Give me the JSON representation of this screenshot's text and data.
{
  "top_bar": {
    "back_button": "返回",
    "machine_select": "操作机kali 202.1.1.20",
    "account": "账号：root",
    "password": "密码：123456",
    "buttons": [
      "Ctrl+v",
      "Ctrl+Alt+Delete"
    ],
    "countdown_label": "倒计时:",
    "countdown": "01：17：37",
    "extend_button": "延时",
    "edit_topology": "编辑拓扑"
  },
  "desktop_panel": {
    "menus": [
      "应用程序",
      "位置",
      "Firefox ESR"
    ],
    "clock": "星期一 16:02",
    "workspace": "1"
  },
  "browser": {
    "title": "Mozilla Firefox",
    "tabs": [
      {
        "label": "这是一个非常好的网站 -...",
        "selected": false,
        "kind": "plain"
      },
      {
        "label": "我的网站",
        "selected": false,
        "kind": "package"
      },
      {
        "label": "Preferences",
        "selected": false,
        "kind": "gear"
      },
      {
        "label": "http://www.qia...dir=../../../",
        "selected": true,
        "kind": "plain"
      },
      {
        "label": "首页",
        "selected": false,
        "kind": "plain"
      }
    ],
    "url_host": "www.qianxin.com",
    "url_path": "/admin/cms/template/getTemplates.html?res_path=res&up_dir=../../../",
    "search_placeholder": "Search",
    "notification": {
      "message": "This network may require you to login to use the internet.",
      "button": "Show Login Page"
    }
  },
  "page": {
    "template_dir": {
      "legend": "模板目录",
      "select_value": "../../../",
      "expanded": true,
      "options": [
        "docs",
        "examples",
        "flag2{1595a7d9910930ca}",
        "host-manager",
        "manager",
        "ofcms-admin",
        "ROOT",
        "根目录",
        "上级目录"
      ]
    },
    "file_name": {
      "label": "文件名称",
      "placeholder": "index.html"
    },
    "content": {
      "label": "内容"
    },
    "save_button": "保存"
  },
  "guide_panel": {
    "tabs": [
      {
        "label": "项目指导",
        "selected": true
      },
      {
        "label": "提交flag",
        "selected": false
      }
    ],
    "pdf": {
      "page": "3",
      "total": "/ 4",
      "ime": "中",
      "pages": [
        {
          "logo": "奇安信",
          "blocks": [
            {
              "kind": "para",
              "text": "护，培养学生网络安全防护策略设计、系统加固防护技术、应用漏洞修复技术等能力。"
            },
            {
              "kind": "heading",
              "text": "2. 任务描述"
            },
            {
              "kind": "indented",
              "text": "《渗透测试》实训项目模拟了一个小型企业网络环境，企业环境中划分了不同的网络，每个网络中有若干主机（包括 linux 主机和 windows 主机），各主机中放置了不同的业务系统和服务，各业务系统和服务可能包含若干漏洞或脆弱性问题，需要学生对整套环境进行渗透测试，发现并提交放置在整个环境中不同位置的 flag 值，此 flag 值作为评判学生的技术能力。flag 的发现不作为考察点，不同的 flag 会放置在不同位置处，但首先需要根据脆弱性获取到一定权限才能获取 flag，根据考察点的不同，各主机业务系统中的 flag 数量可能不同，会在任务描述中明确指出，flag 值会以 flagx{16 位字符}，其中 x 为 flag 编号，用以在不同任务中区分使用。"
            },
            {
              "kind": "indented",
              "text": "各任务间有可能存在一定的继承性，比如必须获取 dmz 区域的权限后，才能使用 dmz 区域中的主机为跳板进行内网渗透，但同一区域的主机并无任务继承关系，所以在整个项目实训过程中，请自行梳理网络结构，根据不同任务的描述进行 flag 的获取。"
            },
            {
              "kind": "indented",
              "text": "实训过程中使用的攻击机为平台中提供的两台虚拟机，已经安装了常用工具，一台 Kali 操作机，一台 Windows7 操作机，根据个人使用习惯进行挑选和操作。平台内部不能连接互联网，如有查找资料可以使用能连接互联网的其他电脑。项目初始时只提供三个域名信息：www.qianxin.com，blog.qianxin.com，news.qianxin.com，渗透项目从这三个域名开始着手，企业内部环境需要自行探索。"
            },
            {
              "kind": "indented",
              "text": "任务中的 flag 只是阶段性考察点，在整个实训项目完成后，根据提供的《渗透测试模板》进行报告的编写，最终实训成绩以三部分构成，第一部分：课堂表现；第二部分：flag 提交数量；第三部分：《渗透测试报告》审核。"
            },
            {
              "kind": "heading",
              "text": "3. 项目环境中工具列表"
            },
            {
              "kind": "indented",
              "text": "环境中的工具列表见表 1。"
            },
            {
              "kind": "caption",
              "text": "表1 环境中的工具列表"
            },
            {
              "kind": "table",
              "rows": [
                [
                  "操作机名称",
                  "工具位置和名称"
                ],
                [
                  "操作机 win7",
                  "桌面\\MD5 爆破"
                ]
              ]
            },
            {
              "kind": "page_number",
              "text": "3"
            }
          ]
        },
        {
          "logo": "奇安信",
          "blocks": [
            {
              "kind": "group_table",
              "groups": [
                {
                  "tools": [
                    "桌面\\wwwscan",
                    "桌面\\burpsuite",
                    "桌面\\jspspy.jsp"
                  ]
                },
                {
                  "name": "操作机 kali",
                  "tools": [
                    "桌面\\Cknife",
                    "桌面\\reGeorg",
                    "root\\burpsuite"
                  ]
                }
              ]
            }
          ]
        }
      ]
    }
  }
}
+-------+
Faithfully reproduce all of the records, character for character.

# RESULT:
Give me the JSON representation of this screenshot's text and data.
{
  "top_bar": {
    "back_button": "返回",
    "machine_select": "操作机kali 202.1.1.20",
    "account": "账号：root",
    "password": "密码：123456",
    "buttons": [
      "Ctrl+v",
      "Ctrl+Alt+Delete"
    ],
    "countdown_label": "倒计时:",
    "countdown": "01：17：37",
    "extend_button": "延时",
    "edit_topology": "编辑拓扑"
  },
  "desktop_panel": {
    "menus": [
      "应用程序",
      "位置",
      "Firefox ESR"
    ],
    "clock": "星期一 16:02",
    "workspace": "1"
  },
  "browser": {
    "title": "Mozilla Firefox",
    "tabs": [
      {
        "label": "这是一个非常好的网站 -...",
        "selected": false,
        "kind": "plain"
      },
      {
        "label": "我的网站",
        "selected": false,
        "kind": "package"
      },
      {
        "label": "Preferences",
        "selected": false,
        "kind": "gear"
      },
      {
        "label": "http://www.qia...dir=../../../",
        "selected": true,
        "kind": "plain"
      },
      {
        "label": "首页",
        "selected": false,
        "kind": "plain"
      }
    ],
    "url_host": "www.qianxin.com",
    "url_path": "/admin/cms/template/getTemplates.html?res_path=res&up_dir=../../../",
    "search_placeholder": "Search",
    "notification": {
      "message": "This network may require you to login to use the internet.",
      "button": "Show Login Page"
    }
  },
  "page": {
    "template_dir": {
      "legend": "模板目录",
      "select_value": "../../../",
      "expanded": true,
      "options": [
        "docs",
        "examples",
        "flag2{1595a7d9910930ca}",
        "host-manager",
        "manager",
        "ofcms-admin",
        "ROOT",
        "根目录",
        "上级目录"
      ]
    },
    "file_name": {
      "label": "文件名称",
      "placeholder": "index.html"
    },
    "content": {
      "label": "内容"
    },
    "save_button": "保存"
  },
  "guide_panel": {
    "tabs": [
      {
        "label": "项目指导",
        "selected": true
      },
      {
        "label": "提交flag",
        "selected": false
      }
    ],
    "pdf": {
      "page": "3",
      "total": "/ 4",
      "ime": "中",
      "pages": [
        {
          "logo": "奇安信",
          "blocks": [
            {
              "kind": "para",
              "text": "护，培养学生网络安全防护策略设计、系统加固防护技术、应用漏洞修复技术等能力。"
            },
            {
              "kind": "heading",
              "text": "2. 任务描述"
            },
            {
              "kind": "indented",
              "text": "《渗透测试》实训项目模拟了一个小型企业网络环境，企业环境中划分了不同的网络，每个网络中有若干主机（包括 linux 主机和 windows 主机），各主机中放置了不同的业务系统和服务，各业务系统和服务可能包含若干漏洞或脆弱性问题，需要学生对整套环境进行渗透测试，发现并提交放置在整个环境中不同位置的 flag 值，此 flag 值作为评判学生的技术能力。flag 的发现不作为考察点，不同的 flag 会放置在不同位置处，但首先需要根据脆弱性获取到一定权限才能获取 flag，根据考察点的不同，各主机业务系统中的 flag 数量可能不同，会在任务描述中明确指出，flag 值会以 flagx{16 位字符}，其中 x 为 flag 编号，用以在不同任务中区分使用。"
            },
            {
              "kind": "indented",
              "text": "各任务间有可能存在一定的继承性，比如必须获取 dmz 区域的权限后，才能使用 dmz 区域中的主机为跳板进行内网渗透，但同一区域的主机并无任务继承关系，所以在整个项目实训过程中，请自行梳理网络结构，根据不同任务的描述进行 flag 的获取。"
            },
            {
              "kind": "indented",
              "text": "实训过程中使用的攻击机为平台中提供的两台虚拟机，已经安装了常用工具，一台 Kali 操作机，一台 Windows7 操作机，根据个人使用习惯进行挑选和操作。平台内部不能连接互联网，如有查找资料可以使用能连接互联网的其他电脑。项目初始时只提供三个域名信息：www.qianxin.com，blog.qianxin.com，news.qianxin.com，渗透项目从这三个域名开始着手，企业内部环境需要自行探索。"
            },
            {
              "kind": "indented",
              "text": "任务中的 flag 只是阶段性考察点，在整个实训项目完成后，根据提供的《渗透测试模板》进行报告的编写，最终实训成绩以三部分构成，第一部分：课堂表现；第二部分：flag 提交数量；第三部分：《渗透测试报告》审核。"
            },
            {
              "kind": "heading",
              "text": "3. 项目环境中工具列表"
            },
            {
              "kind": "indented",
              "text": "环境中的工具列表见表 1。"
            },
            {
              "kind": "caption",
              "text": "表1 环境中的工具列表"
            },
            {
              "kind": "table",
              "rows": [
                [
                  "操作机名称",
                  "工具位置和名称"
                ],
                [
                  "操作机 win7",
                  "桌面\\MD5 爆破"
                ]
              ]
            },
            {
              "kind": "page_number",
              "text": "3"
            }
          ]
        },
        {
          "logo": "奇安信",
          "blocks": [
            {
              "kind": "group_table",
              "groups": [
                {
                  "tools": [
                    "桌面\\wwwscan",
                    "桌面\\burpsuite",
                    "桌面\\jspspy.jsp"
                  ]
                },
                {
                  "name": "操作机 kali",
                  "tools": [
                    "桌面\\Cknife",
                    "桌面\\reGeorg",
                    "root\\burpsuite"
                  ]
                }
              ]
            }
          ]
        }
      ]
    }
  }
}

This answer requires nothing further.